EXERCISE INPUT:

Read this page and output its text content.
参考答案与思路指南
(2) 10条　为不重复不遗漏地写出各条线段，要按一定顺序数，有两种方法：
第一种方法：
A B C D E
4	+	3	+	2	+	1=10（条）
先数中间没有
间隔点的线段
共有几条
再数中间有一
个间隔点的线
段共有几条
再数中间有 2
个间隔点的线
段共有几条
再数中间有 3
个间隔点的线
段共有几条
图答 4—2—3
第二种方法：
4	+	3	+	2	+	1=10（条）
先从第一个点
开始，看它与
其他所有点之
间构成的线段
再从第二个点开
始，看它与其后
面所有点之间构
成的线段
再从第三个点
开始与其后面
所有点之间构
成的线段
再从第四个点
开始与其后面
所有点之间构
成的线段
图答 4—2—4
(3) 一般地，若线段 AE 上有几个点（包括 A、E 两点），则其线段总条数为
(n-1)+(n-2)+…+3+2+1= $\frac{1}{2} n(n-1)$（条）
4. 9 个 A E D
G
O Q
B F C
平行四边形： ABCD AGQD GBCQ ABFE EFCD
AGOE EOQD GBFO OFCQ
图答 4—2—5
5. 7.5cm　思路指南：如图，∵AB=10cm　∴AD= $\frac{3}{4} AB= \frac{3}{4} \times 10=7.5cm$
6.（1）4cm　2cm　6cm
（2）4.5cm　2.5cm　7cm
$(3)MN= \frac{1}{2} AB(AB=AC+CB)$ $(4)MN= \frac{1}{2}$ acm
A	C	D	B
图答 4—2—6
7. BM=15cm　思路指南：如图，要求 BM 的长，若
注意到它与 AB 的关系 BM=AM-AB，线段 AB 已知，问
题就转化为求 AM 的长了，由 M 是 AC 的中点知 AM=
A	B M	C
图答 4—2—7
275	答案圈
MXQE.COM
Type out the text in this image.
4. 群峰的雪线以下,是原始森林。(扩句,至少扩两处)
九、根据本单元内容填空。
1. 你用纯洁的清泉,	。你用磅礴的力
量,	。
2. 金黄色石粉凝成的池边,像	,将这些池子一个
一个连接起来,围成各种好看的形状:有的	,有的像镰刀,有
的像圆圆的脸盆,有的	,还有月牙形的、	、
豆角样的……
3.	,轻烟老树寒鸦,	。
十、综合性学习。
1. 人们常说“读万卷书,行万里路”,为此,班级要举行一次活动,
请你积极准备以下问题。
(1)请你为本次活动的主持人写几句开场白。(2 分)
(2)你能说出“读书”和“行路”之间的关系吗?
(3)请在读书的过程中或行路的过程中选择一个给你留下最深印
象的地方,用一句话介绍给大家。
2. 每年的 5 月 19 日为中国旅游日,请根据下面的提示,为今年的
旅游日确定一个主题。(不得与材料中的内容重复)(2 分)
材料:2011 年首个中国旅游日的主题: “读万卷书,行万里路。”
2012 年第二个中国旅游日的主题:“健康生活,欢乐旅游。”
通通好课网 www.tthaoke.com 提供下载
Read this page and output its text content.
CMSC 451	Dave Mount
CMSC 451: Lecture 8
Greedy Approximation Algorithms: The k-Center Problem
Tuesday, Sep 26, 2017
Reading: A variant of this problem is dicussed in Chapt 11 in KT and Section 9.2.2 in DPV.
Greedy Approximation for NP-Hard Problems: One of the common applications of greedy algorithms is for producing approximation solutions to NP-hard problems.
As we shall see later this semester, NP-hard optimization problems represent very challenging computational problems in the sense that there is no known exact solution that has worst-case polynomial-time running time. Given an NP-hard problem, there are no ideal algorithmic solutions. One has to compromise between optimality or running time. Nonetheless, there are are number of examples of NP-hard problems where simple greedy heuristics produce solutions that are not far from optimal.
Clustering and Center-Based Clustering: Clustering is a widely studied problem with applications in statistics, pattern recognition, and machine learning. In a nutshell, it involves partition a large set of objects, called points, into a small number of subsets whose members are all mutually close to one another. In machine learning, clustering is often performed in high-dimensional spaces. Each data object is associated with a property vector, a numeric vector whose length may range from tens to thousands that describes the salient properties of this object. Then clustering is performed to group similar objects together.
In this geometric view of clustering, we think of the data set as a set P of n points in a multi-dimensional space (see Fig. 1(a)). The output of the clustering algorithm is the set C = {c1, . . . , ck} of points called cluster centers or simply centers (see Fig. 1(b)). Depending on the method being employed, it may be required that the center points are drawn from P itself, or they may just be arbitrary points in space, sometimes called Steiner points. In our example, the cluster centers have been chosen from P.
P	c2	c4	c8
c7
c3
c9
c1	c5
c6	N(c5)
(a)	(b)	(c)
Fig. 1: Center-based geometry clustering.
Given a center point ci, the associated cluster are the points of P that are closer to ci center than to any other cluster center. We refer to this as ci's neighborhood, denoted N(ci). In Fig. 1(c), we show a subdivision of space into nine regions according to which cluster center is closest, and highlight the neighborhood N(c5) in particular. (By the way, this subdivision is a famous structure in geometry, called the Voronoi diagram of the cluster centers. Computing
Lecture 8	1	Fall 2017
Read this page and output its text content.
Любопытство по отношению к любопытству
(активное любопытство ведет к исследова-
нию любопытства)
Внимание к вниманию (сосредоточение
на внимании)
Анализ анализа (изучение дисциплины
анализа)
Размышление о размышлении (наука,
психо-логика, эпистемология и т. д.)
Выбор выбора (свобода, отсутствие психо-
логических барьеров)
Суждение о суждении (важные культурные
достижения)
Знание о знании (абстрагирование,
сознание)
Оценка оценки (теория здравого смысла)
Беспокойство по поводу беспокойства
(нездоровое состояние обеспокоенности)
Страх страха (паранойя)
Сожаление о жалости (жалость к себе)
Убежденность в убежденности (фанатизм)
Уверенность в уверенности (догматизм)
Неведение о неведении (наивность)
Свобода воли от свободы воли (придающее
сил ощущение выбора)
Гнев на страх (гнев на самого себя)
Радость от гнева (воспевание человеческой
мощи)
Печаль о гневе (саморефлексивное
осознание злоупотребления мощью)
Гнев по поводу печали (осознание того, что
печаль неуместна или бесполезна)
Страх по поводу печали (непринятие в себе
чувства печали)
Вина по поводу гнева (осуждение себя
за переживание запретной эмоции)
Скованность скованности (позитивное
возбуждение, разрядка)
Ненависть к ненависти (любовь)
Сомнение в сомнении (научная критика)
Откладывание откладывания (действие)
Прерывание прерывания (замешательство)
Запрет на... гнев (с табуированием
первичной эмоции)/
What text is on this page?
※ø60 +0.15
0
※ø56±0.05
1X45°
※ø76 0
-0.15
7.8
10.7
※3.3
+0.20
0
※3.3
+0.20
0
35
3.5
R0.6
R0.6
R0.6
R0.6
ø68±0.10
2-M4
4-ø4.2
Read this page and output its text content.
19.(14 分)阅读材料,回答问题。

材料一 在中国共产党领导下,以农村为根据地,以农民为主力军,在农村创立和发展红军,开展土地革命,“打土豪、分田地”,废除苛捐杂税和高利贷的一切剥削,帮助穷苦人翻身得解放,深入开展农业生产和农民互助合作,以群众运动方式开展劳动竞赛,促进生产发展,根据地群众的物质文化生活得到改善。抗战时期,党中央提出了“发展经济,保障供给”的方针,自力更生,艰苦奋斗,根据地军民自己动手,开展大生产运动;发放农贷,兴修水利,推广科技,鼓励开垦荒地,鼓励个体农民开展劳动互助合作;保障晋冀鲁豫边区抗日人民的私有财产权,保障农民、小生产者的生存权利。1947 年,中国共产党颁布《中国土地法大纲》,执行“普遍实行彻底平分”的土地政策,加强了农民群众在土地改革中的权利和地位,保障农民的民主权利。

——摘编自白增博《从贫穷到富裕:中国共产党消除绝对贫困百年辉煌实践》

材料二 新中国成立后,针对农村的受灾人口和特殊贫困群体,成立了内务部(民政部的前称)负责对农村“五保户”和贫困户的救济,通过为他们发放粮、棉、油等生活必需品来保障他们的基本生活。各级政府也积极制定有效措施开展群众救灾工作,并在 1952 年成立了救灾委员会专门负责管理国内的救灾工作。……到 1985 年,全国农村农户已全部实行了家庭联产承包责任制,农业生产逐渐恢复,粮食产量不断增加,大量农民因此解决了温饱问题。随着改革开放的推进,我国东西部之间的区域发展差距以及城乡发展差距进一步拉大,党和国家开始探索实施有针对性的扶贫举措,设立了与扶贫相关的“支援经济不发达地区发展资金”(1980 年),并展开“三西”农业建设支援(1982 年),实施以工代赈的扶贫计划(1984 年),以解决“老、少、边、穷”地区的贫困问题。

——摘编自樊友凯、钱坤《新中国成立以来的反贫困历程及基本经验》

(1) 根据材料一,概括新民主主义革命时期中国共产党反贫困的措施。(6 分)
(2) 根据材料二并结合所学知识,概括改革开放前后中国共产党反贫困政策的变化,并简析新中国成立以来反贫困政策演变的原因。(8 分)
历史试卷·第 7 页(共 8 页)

DESCRIPTION OF THE TASK:
Check every line of the listing for the string "Lecture" and report how many lines have it, as a number alone.

ANSWER BELOW:
2